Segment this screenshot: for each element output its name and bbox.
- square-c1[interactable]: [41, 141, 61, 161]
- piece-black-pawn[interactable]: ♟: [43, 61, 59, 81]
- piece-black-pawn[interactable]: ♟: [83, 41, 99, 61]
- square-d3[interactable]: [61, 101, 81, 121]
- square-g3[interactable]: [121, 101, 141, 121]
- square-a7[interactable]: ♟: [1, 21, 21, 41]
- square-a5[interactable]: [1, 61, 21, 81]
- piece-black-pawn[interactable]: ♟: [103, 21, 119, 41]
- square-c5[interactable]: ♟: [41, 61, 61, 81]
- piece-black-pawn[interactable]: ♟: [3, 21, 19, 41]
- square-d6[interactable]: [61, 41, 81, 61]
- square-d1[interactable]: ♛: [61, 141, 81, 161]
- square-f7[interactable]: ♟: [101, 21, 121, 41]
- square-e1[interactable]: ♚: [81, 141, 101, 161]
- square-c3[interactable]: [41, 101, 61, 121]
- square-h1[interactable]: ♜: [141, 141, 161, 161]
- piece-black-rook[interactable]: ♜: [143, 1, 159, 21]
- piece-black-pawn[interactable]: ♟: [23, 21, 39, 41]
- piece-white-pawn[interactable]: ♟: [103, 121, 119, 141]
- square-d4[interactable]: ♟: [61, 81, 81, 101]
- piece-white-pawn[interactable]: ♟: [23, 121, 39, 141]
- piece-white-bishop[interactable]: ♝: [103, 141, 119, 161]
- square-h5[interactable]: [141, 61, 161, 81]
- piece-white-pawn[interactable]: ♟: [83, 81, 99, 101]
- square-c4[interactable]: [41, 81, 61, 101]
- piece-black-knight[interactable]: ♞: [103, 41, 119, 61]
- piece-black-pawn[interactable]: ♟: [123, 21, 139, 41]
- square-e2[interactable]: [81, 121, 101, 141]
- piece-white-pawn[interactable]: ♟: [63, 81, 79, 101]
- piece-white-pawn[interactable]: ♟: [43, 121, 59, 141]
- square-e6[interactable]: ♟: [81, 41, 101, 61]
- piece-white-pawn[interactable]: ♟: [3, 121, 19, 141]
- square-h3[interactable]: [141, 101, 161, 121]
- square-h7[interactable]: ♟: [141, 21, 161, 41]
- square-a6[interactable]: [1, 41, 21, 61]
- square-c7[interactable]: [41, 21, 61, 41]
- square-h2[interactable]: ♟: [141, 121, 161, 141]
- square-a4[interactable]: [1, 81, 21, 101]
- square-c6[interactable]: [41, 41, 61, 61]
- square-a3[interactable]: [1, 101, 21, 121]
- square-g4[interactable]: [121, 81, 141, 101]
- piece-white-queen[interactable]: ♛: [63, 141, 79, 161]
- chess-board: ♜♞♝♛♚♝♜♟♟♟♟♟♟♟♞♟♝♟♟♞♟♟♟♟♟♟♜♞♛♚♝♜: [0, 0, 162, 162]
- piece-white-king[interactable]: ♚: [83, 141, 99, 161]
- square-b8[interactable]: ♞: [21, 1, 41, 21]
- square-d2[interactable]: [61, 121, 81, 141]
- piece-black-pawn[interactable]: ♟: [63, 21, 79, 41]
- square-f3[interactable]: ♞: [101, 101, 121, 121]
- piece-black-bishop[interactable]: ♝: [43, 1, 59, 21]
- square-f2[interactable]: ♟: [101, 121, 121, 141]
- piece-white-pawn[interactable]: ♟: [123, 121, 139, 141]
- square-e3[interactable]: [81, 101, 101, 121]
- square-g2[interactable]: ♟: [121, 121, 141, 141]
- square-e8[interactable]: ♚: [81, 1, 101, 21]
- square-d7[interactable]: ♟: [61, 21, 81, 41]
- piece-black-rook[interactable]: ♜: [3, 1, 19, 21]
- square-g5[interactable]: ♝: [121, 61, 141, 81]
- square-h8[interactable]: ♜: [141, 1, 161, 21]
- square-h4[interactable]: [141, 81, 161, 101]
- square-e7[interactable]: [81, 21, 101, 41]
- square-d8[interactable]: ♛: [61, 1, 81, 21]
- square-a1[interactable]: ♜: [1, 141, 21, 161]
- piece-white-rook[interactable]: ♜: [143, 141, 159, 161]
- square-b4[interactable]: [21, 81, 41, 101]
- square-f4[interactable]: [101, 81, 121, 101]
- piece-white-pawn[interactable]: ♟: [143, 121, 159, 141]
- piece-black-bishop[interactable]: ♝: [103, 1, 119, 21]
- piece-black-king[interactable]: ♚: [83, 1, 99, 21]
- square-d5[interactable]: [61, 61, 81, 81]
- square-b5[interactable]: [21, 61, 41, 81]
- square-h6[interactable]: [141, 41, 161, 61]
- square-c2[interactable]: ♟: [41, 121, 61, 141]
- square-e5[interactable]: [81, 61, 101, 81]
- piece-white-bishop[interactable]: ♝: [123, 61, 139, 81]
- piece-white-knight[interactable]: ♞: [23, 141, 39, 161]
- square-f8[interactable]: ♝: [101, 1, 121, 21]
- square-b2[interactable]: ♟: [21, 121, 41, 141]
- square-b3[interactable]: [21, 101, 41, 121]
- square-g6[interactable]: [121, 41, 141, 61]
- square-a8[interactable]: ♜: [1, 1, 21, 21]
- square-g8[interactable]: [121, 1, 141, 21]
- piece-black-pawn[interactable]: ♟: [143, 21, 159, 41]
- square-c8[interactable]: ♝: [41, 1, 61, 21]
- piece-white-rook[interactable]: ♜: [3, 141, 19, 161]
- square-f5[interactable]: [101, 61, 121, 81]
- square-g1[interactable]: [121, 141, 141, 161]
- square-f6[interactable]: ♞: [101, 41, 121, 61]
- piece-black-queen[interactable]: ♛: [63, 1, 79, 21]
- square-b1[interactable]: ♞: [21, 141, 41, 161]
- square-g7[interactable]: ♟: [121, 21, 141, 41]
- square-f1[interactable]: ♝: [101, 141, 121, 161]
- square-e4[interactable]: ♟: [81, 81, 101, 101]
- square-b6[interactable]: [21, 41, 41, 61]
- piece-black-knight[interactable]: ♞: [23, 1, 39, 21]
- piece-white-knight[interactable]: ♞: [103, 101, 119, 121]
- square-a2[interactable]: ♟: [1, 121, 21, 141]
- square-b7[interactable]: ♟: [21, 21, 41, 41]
————————
__Set task__: Copy out every line of the data above without changing a single character, symbol, or coordinate.

__Output for this task__:
Segment this screenshot: for each element output its name and bbox.
- square-c1[interactable]: [41, 141, 61, 161]
- piece-black-pawn[interactable]: ♟: [43, 61, 59, 81]
- piece-black-pawn[interactable]: ♟: [83, 41, 99, 61]
- square-d3[interactable]: [61, 101, 81, 121]
- square-g3[interactable]: [121, 101, 141, 121]
- square-a7[interactable]: ♟: [1, 21, 21, 41]
- square-a5[interactable]: [1, 61, 21, 81]
- piece-black-pawn[interactable]: ♟: [103, 21, 119, 41]
- square-c5[interactable]: ♟: [41, 61, 61, 81]
- piece-black-pawn[interactable]: ♟: [3, 21, 19, 41]
- square-d6[interactable]: [61, 41, 81, 61]
- square-d1[interactable]: ♛: [61, 141, 81, 161]
- square-f7[interactable]: ♟: [101, 21, 121, 41]
- square-e1[interactable]: ♚: [81, 141, 101, 161]
- square-c3[interactable]: [41, 101, 61, 121]
- square-h1[interactable]: ♜: [141, 141, 161, 161]
- piece-black-rook[interactable]: ♜: [143, 1, 159, 21]
- piece-black-pawn[interactable]: ♟: [23, 21, 39, 41]
- piece-white-pawn[interactable]: ♟: [103, 121, 119, 141]
- square-d4[interactable]: ♟: [61, 81, 81, 101]
- piece-white-pawn[interactable]: ♟: [23, 121, 39, 141]
- piece-white-bishop[interactable]: ♝: [103, 141, 119, 161]
- square-h5[interactable]: [141, 61, 161, 81]
- piece-white-pawn[interactable]: ♟: [83, 81, 99, 101]
- square-c4[interactable]: [41, 81, 61, 101]
- piece-black-knight[interactable]: ♞: [103, 41, 119, 61]
- piece-black-pawn[interactable]: ♟: [123, 21, 139, 41]
- square-e2[interactable]: [81, 121, 101, 141]
- piece-white-pawn[interactable]: ♟: [63, 81, 79, 101]
- piece-white-pawn[interactable]: ♟: [43, 121, 59, 141]
- square-e6[interactable]: ♟: [81, 41, 101, 61]
- piece-white-pawn[interactable]: ♟: [3, 121, 19, 141]
- square-h3[interactable]: [141, 101, 161, 121]
- square-h7[interactable]: ♟: [141, 21, 161, 41]
- square-a6[interactable]: [1, 41, 21, 61]
- square-c7[interactable]: [41, 21, 61, 41]
- square-h2[interactable]: ♟: [141, 121, 161, 141]
- square-a4[interactable]: [1, 81, 21, 101]
- square-c6[interactable]: [41, 41, 61, 61]
- square-a3[interactable]: [1, 101, 21, 121]
- square-g4[interactable]: [121, 81, 141, 101]
- piece-white-queen[interactable]: ♛: [63, 141, 79, 161]
- chess-board: ♜♞♝♛♚♝♜♟♟♟♟♟♟♟♞♟♝♟♟♞♟♟♟♟♟♟♜♞♛♚♝♜: [0, 0, 162, 162]
- piece-white-king[interactable]: ♚: [83, 141, 99, 161]
- square-b8[interactable]: ♞: [21, 1, 41, 21]
- square-d2[interactable]: [61, 121, 81, 141]
- piece-black-pawn[interactable]: ♟: [63, 21, 79, 41]
- square-f3[interactable]: ♞: [101, 101, 121, 121]
- piece-black-bishop[interactable]: ♝: [43, 1, 59, 21]
- square-f2[interactable]: ♟: [101, 121, 121, 141]
- piece-white-pawn[interactable]: ♟: [123, 121, 139, 141]
- square-e3[interactable]: [81, 101, 101, 121]
- square-g2[interactable]: ♟: [121, 121, 141, 141]
- square-e8[interactable]: ♚: [81, 1, 101, 21]
- square-d7[interactable]: ♟: [61, 21, 81, 41]
- piece-black-rook[interactable]: ♜: [3, 1, 19, 21]
- square-g5[interactable]: ♝: [121, 61, 141, 81]
- square-h8[interactable]: ♜: [141, 1, 161, 21]
- square-h4[interactable]: [141, 81, 161, 101]
- square-e7[interactable]: [81, 21, 101, 41]
- square-d8[interactable]: ♛: [61, 1, 81, 21]
- square-a1[interactable]: ♜: [1, 141, 21, 161]
- piece-white-rook[interactable]: ♜: [143, 141, 159, 161]
- square-b4[interactable]: [21, 81, 41, 101]
- square-f4[interactable]: [101, 81, 121, 101]
- piece-white-pawn[interactable]: ♟: [143, 121, 159, 141]
- piece-black-bishop[interactable]: ♝: [103, 1, 119, 21]
- piece-black-king[interactable]: ♚: [83, 1, 99, 21]
- square-d5[interactable]: [61, 61, 81, 81]
- square-b5[interactable]: [21, 61, 41, 81]
- square-h6[interactable]: [141, 41, 161, 61]
- square-c2[interactable]: ♟: [41, 121, 61, 141]
- square-e5[interactable]: [81, 61, 101, 81]
- piece-white-bishop[interactable]: ♝: [123, 61, 139, 81]
- piece-white-knight[interactable]: ♞: [23, 141, 39, 161]
- square-f8[interactable]: ♝: [101, 1, 121, 21]
- square-b2[interactable]: ♟: [21, 121, 41, 141]
- square-b3[interactable]: [21, 101, 41, 121]
- square-g6[interactable]: [121, 41, 141, 61]
- square-a8[interactable]: ♜: [1, 1, 21, 21]
- square-g8[interactable]: [121, 1, 141, 21]
- piece-black-pawn[interactable]: ♟: [143, 21, 159, 41]
- square-c8[interactable]: ♝: [41, 1, 61, 21]
- piece-white-rook[interactable]: ♜: [3, 141, 19, 161]
- square-f5[interactable]: [101, 61, 121, 81]
- square-g1[interactable]: [121, 141, 141, 161]
- square-f6[interactable]: ♞: [101, 41, 121, 61]
- piece-black-queen[interactable]: ♛: [63, 1, 79, 21]
- square-b1[interactable]: ♞: [21, 141, 41, 161]
- square-g7[interactable]: ♟: [121, 21, 141, 41]
- square-f1[interactable]: ♝: [101, 141, 121, 161]
- square-e4[interactable]: ♟: [81, 81, 101, 101]
- square-b6[interactable]: [21, 41, 41, 61]
- piece-black-knight[interactable]: ♞: [23, 1, 39, 21]
- piece-white-knight[interactable]: ♞: [103, 101, 119, 121]
- square-a2[interactable]: ♟: [1, 121, 21, 141]
- square-b7[interactable]: ♟: [21, 21, 41, 41]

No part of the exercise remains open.